Goal
Extract each line bearing the word "Телематика".

>>>>>

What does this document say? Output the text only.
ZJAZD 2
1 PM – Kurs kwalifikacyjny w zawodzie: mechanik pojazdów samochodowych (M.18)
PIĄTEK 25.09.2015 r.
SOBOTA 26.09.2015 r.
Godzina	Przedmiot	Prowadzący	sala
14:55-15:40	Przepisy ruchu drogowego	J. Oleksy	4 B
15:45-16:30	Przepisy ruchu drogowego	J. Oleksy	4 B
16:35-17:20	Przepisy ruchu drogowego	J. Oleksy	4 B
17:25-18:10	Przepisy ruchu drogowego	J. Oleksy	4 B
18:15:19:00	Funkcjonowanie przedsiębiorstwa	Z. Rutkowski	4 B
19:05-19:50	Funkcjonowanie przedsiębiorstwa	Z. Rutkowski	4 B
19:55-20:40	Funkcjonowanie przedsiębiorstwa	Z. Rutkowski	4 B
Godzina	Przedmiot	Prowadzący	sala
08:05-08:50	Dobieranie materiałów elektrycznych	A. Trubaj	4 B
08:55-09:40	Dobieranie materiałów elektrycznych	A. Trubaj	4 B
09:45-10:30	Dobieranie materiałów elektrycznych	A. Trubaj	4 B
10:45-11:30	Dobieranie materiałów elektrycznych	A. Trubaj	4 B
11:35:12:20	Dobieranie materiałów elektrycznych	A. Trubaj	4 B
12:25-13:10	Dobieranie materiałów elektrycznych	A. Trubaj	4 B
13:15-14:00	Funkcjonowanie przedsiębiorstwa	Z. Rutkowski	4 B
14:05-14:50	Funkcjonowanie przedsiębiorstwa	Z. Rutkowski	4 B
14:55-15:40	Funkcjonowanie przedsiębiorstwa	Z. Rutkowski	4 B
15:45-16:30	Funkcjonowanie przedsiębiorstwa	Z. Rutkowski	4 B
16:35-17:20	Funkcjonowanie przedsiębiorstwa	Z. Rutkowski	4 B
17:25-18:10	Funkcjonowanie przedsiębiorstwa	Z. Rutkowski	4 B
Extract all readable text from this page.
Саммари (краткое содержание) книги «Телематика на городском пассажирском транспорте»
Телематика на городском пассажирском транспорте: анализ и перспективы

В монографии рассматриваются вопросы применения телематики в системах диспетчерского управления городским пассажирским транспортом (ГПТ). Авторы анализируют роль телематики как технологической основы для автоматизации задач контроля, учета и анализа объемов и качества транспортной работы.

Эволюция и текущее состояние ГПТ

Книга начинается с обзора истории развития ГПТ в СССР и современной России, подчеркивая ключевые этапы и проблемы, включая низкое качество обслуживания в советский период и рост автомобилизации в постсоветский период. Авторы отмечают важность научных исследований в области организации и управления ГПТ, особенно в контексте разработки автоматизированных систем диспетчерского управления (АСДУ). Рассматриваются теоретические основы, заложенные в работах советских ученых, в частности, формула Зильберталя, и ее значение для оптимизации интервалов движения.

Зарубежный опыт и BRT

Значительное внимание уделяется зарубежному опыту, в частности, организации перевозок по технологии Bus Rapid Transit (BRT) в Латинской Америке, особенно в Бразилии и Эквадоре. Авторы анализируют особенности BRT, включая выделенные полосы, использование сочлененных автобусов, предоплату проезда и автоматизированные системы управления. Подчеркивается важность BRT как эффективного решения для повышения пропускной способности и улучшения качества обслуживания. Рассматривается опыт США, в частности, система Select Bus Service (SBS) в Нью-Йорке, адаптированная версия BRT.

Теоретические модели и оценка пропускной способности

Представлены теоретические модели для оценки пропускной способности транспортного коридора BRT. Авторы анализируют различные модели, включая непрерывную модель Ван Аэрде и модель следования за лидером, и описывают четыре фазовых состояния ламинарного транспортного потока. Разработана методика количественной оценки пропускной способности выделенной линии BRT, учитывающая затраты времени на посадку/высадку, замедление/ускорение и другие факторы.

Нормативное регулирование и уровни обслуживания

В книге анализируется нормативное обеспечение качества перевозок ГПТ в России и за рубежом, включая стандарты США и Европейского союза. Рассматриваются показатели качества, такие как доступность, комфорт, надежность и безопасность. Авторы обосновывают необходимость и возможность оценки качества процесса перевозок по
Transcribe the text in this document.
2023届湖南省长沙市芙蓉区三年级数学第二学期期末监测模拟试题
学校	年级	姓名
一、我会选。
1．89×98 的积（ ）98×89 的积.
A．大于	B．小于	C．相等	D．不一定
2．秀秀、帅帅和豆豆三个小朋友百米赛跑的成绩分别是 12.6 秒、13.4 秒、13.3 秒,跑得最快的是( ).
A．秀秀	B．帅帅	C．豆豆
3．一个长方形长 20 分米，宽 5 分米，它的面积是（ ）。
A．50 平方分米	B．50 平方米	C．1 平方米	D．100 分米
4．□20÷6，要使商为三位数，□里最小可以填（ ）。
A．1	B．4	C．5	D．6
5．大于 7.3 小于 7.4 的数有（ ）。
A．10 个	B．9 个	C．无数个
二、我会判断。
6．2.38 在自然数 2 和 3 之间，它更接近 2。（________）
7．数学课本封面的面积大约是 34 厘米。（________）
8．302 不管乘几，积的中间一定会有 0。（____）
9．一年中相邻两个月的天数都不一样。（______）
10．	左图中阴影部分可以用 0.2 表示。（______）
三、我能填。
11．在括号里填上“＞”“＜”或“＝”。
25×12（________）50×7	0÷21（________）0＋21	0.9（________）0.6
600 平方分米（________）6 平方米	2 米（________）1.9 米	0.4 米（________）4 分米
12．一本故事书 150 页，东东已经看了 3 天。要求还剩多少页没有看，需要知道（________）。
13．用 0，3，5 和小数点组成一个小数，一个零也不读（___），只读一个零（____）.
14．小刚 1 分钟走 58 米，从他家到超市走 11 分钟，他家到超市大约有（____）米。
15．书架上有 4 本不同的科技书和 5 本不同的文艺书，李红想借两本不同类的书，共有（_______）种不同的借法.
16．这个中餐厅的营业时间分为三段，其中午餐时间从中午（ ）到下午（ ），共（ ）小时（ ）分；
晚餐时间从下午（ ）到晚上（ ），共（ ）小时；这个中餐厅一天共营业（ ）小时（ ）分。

<<<<<

Answer in full
Саммари (краткое содержание) книги «Телематика на городском пассажирском транспорте»
Телематика на городском пассажирском транспорте: анализ и перспективы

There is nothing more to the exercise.